PROVIDED DATA:
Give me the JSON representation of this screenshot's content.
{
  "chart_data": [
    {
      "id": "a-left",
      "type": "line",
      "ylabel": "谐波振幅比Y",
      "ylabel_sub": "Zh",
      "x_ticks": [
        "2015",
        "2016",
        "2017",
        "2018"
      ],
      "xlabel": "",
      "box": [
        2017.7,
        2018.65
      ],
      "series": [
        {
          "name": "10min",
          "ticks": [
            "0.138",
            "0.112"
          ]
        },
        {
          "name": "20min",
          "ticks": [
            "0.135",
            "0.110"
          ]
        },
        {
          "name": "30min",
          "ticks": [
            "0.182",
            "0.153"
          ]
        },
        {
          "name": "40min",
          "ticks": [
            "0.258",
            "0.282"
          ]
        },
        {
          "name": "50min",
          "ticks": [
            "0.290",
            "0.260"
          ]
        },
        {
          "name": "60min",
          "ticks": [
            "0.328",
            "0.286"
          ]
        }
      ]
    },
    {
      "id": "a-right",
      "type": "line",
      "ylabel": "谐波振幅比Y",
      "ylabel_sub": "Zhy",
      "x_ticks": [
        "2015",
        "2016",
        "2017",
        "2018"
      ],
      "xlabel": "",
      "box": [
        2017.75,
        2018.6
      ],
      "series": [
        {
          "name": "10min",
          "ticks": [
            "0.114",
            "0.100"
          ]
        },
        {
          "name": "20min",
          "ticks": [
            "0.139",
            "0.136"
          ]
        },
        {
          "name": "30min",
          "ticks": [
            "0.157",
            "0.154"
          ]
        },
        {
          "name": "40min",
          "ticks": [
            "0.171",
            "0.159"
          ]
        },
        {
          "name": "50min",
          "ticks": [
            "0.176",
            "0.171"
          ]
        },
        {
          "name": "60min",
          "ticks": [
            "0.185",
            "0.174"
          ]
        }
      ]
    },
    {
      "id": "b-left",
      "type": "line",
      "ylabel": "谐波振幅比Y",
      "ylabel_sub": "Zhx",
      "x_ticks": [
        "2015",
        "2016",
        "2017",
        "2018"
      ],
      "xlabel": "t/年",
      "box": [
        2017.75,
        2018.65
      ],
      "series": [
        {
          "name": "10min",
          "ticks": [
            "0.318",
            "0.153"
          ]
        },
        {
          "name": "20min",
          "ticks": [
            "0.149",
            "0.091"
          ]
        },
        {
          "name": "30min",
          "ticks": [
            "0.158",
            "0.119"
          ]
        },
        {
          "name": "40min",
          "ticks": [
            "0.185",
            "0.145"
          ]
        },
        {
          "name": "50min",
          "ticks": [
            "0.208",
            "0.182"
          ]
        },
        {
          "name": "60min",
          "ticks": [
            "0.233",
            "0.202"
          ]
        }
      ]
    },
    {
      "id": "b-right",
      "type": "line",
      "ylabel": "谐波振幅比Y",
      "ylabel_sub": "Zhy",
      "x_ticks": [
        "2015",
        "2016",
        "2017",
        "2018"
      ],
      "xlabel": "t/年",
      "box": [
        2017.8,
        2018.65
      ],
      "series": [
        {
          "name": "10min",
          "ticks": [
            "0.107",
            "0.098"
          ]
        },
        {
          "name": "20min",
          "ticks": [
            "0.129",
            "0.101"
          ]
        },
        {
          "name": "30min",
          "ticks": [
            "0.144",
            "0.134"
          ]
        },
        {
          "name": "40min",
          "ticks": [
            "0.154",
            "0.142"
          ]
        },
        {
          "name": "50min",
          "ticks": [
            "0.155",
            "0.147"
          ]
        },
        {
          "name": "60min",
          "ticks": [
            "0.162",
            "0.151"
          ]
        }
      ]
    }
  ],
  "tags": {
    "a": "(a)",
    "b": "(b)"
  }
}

WHAT THE TASK ASKS:
Make an exact copy of all the data.

RESPONSE TO THE EXERCISE:
Give me the JSON representation of this screenshot's content.
{
  "chart_data": [
    {
      "id": "a-left",
      "type": "line",
      "ylabel": "谐波振幅比Y",
      "ylabel_sub": "Zh",
      "x_ticks": [
        "2015",
        "2016",
        "2017",
        "2018"
      ],
      "xlabel": "",
      "box": [
        2017.7,
        2018.65
      ],
      "series": [
        {
          "name": "10min",
          "ticks": [
            "0.138",
            "0.112"
          ]
        },
        {
          "name": "20min",
          "ticks": [
            "0.135",
            "0.110"
          ]
        },
        {
          "name": "30min",
          "ticks": [
            "0.182",
            "0.153"
          ]
        },
        {
          "name": "40min",
          "ticks": [
            "0.258",
            "0.282"
          ]
        },
        {
          "name": "50min",
          "ticks": [
            "0.290",
            "0.260"
          ]
        },
        {
          "name": "60min",
          "ticks": [
            "0.328",
            "0.286"
          ]
        }
      ]
    },
    {
      "id": "a-right",
      "type": "line",
      "ylabel": "谐波振幅比Y",
      "ylabel_sub": "Zhy",
      "x_ticks": [
        "2015",
        "2016",
        "2017",
        "2018"
      ],
      "xlabel": "",
      "box": [
        2017.75,
        2018.6
      ],
      "series": [
        {
          "name": "10min",
          "ticks": [
            "0.114",
            "0.100"
          ]
        },
        {
          "name": "20min",
          "ticks": [
            "0.139",
            "0.136"
          ]
        },
        {
          "name": "30min",
          "ticks": [
            "0.157",
            "0.154"
          ]
        },
        {
          "name": "40min",
          "ticks": [
            "0.171",
            "0.159"
          ]
        },
        {
          "name": "50min",
          "ticks": [
            "0.176",
            "0.171"
          ]
        },
        {
          "name": "60min",
          "ticks": [
            "0.185",
            "0.174"
          ]
        }
      ]
    },
    {
      "id": "b-left",
      "type": "line",
      "ylabel": "谐波振幅比Y",
      "ylabel_sub": "Zhx",
      "x_ticks": [
        "2015",
        "2016",
        "2017",
        "2018"
      ],
      "xlabel": "t/年",
      "box": [
        2017.75,
        2018.65
      ],
      "series": [
        {
          "name": "10min",
          "ticks": [
            "0.318",
            "0.153"
          ]
        },
        {
          "name": "20min",
          "ticks": [
            "0.149",
            "0.091"
          ]
        },
        {
          "name": "30min",
          "ticks": [
            "0.158",
            "0.119"
          ]
        },
        {
          "name": "40min",
          "ticks": [
            "0.185",
            "0.145"
          ]
        },
        {
          "name": "50min",
          "ticks": [
            "0.208",
            "0.182"
          ]
        },
        {
          "name": "60min",
          "ticks": [
            "0.233",
            "0.202"
          ]
        }
      ]
    },
    {
      "id": "b-right",
      "type": "line",
      "ylabel": "谐波振幅比Y",
      "ylabel_sub": "Zhy",
      "x_ticks": [
        "2015",
        "2016",
        "2017",
        "2018"
      ],
      "xlabel": "t/年",
      "box": [
        2017.8,
        2018.65
      ],
      "series": [
        {
          "name": "10min",
          "ticks": [
            "0.107",
            "0.098"
          ]
        },
        {
          "name": "20min",
          "ticks": [
            "0.129",
            "0.101"
          ]
        },
        {
          "name": "30min",
          "ticks": [
            "0.144",
            "0.134"
          ]
        },
        {
          "name": "40min",
          "ticks": [
            "0.154",
            "0.142"
          ]
        },
        {
          "name": "50min",
          "ticks": [
            "0.155",
            "0.147"
          ]
        },
        {
          "name": "60min",
          "ticks": [
            "0.162",
            "0.151"
          ]
        }
      ]
    }
  ],
  "tags": {
    "a": "(a)",
    "b": "(b)"
  }
}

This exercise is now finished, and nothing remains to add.